Given task = Word for word, restate every line of the listing that follows.

------ Excerpted records

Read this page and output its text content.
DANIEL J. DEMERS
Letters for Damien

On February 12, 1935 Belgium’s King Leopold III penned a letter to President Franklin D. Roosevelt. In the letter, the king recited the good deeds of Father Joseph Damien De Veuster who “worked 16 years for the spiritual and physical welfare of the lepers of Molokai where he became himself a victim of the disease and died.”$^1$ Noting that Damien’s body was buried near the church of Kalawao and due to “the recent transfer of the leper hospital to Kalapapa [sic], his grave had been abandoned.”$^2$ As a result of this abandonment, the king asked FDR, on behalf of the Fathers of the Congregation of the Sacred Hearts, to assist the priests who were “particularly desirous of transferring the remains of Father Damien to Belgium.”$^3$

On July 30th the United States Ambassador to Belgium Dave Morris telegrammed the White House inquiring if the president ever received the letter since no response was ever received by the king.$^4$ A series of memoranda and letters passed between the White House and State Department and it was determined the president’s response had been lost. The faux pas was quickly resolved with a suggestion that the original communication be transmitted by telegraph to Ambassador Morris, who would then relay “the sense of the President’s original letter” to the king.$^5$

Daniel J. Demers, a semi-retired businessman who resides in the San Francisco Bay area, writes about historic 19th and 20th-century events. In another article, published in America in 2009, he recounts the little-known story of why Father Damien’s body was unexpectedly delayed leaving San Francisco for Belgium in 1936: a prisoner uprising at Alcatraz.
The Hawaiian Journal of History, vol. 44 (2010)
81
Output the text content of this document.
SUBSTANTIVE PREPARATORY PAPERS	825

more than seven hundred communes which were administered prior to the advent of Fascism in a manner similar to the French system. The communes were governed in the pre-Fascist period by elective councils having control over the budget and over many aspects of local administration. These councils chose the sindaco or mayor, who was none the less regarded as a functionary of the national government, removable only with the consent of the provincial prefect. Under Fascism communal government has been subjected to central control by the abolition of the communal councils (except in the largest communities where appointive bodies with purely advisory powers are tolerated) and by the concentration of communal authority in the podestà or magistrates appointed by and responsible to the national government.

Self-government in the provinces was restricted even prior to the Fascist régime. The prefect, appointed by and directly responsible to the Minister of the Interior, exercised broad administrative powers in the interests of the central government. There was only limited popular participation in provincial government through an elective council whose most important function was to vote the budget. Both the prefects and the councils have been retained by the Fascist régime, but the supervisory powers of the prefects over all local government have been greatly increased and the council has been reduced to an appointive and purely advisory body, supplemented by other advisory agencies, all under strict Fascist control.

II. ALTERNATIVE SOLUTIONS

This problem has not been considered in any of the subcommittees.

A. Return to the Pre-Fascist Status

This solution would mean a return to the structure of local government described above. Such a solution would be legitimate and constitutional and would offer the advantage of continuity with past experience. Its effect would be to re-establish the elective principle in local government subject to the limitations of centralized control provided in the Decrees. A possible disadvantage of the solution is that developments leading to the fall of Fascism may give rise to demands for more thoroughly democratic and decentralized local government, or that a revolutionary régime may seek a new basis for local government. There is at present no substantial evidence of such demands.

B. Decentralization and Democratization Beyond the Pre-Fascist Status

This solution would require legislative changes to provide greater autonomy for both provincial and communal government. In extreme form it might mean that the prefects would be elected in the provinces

------------

Exercise solution =
Read this page and output its text content.
DANIEL J. DEMERS
Letters for Damien

On February 12, 1935 Belgium’s King Leopold III penned a letter to President Franklin D. Roosevelt. In the letter, the king recited the good deeds of Father Joseph Damien De Veuster who “worked 16 years for the spiritual and physical welfare of the lepers of Molokai where he became himself a victim of the disease and died.”$^1$ Noting that Damien’s body was buried near the church of Kalawao and due to “the recent transfer of the leper hospital to Kalapapa [sic], his grave had been abandoned.”$^2$ As a result of this abandonment, the king asked FDR, on behalf of the Fathers of the Congregation of the Sacred Hearts, to assist the priests who were “particularly desirous of transferring the remains of Father Damien to Belgium.”$^3$

On July 30th the United States Ambassador to Belgium Dave Morris telegrammed the White House inquiring if the president ever received the letter since no response was ever received by the king.$^4$ A series of memoranda and letters passed between the White House and State Department and it was determined the president’s response had been lost. The faux pas was quickly resolved with a suggestion that the original communication be transmitted by telegraph to Ambassador Morris, who would then relay “the sense of the President’s original letter” to the king.$^5$

Daniel J. Demers, a semi-retired businessman who resides in the San Francisco Bay area, writes about historic 19th and 20th-century events. In another article, published in America in 2009, he recounts the little-known story of why Father Damien’s body was unexpectedly delayed leaving San Francisco for Belgium in 1936: a prisoner uprising at Alcatraz.
The Hawaiian Journal of History, vol. 44 (2010)
81
Output the text content of this document.
SUBSTANTIVE PREPARATORY PAPERS	825

more than seven hundred communes which were administered prior to the advent of Fascism in a manner similar to the French system. The communes were governed in the pre-Fascist period by elective councils having control over the budget and over many aspects of local administration. These councils chose the sindaco or mayor, who was none the less regarded as a functionary of the national government, removable only with the consent of the provincial prefect. Under Fascism communal government has been subjected to central control by the abolition of the communal councils (except in the largest communities where appointive bodies with purely advisory powers are tolerated) and by the concentration of communal authority in the podestà or magistrates appointed by and responsible to the national government.

Self-government in the provinces was restricted even prior to the Fascist régime. The prefect, appointed by and directly responsible to the Minister of the Interior, exercised broad administrative powers in the interests of the central government. There was only limited popular participation in provincial government through an elective council whose most important function was to vote the budget. Both the prefects and the councils have been retained by the Fascist régime, but the supervisory powers of the prefects over all local government have been greatly increased and the council has been reduced to an appointive and purely advisory body, supplemented by other advisory agencies, all under strict Fascist control.

II. ALTERNATIVE SOLUTIONS

This problem has not been considered in any of the subcommittees.

A. Return to the Pre-Fascist Status

This solution would mean a return to the structure of local government described above. Such a solution would be legitimate and constitutional and would offer the advantage of continuity with past experience. Its effect would be to re-establish the elective principle in local government subject to the limitations of centralized control provided in the Decrees. A possible disadvantage of the solution is that developments leading to the fall of Fascism may give rise to demands for more thoroughly democratic and decentralized local government, or that a revolutionary régime may seek a new basis for local government. There is at present no substantial evidence of such demands.

B. Decentralization and Democratization Beyond the Pre-Fascist Status

This solution would require legislative changes to provide greater autonomy for both provincial and communal government. In extreme form it might mean that the prefects would be elected in the provinces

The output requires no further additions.